WORK TO COMPLETE: Each entry has to be copied exactly, with nothing missed.

Excerpts from a figure dataset:
-*-
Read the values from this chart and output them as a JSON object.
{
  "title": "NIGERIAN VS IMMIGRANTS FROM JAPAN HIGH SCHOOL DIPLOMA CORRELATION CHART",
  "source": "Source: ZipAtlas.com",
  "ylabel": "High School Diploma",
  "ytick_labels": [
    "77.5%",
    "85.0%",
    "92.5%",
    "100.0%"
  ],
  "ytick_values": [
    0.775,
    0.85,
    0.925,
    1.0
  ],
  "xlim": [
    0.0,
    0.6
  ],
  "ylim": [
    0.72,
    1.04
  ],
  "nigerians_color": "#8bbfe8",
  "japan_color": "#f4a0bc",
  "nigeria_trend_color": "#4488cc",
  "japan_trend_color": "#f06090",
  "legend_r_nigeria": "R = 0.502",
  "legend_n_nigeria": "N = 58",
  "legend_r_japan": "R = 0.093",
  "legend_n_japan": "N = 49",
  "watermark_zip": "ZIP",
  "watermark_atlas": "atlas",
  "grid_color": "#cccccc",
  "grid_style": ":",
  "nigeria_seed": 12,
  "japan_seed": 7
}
-*-
REPLY:
Read the values from this chart and output them as a JSON object.
{
  "title": "NIGERIAN VS IMMIGRANTS FROM JAPAN HIGH SCHOOL DIPLOMA CORRELATION CHART",
  "source": "Source: ZipAtlas.com",
  "ylabel": "High School Diploma",
  "ytick_labels": [
    "77.5%",
    "85.0%",
    "92.5%",
    "100.0%"
  ],
  "ytick_values": [
    0.775,
    0.85,
    0.925,
    1.0
  ],
  "xlim": [
    0.0,
    0.6
  ],
  "ylim": [
    0.72,
    1.04
  ],
  "nigerians_color": "#8bbfe8",
  "japan_color": "#f4a0bc",
  "nigeria_trend_color": "#4488cc",
  "japan_trend_color": "#f06090",
  "legend_r_nigeria": "R = 0.502",
  "legend_n_nigeria": "N = 58",
  "legend_r_japan": "R = 0.093",
  "legend_n_japan": "N = 49",
  "watermark_zip": "ZIP",
  "watermark_atlas": "atlas",
  "grid_color": "#cccccc",
  "grid_style": ":",
  "nigeria_seed": 12,
  "japan_seed": 7
}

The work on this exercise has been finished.